» DATA EXCERPTS:
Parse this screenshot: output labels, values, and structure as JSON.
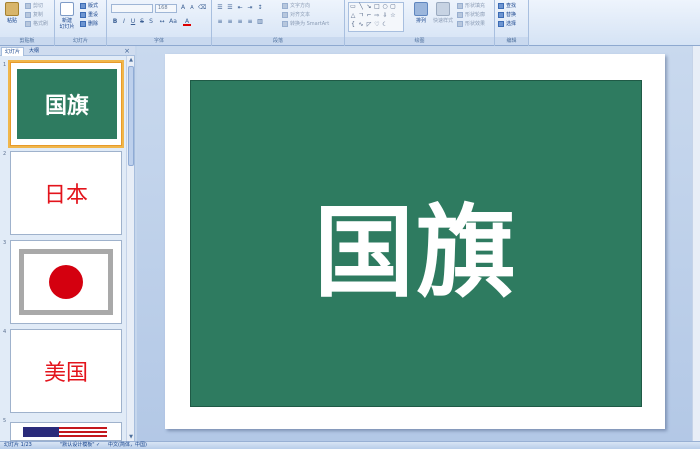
{
  "ribbon": {
    "clipboard": {
      "paste_label": "粘贴",
      "cut_label": "剪切",
      "copy_label": "复制",
      "format_painter_label": "格式刷",
      "group_label": "剪贴板"
    },
    "slides": {
      "new_slide_label": "新建\n幻灯片",
      "layout_label": "版式",
      "reset_label": "重设",
      "delete_label": "删除",
      "group_label": "幻灯片"
    },
    "font": {
      "font_size": "168",
      "group_label": "字体"
    },
    "paragraph": {
      "text_direction_label": "文字方向",
      "align_text_label": "对齐文本",
      "smartart_label": "转换为 SmartArt",
      "group_label": "段落"
    },
    "drawing": {
      "arrange_label": "排列",
      "quick_styles_label": "快速样式",
      "shape_fill_label": "形状填充",
      "shape_outline_label": "形状轮廓",
      "shape_effects_label": "形状效果",
      "group_label": "绘图"
    },
    "editing": {
      "find_label": "查找",
      "replace_label": "替换",
      "select_label": "选择",
      "group_label": "编辑"
    }
  },
  "panel": {
    "tabs": [
      "幻灯片",
      "大纲"
    ],
    "close_glyph": "×",
    "slides": [
      {
        "number": "1",
        "text": "国旗"
      },
      {
        "number": "2",
        "text": "日本"
      },
      {
        "number": "3",
        "text": ""
      },
      {
        "number": "4",
        "text": "美国"
      },
      {
        "number": "5",
        "text": ""
      }
    ]
  },
  "main": {
    "slide_title": "国旗"
  },
  "status": {
    "slide_counter": "幻灯片 1/23",
    "theme": "\"默认设计模板\"",
    "language": "中文(简体，中国)"
  },
  "colors": {
    "slide_green": "#2e7b60",
    "accent_red": "#e3141c"
  }
}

» WORK REQUIRED: Please list every line of the records that contains "number".

» TASK OUTPUT:
        "number": "1",
        "number": "2",
        "number": "3",
        "number": "4",
        "number": "5",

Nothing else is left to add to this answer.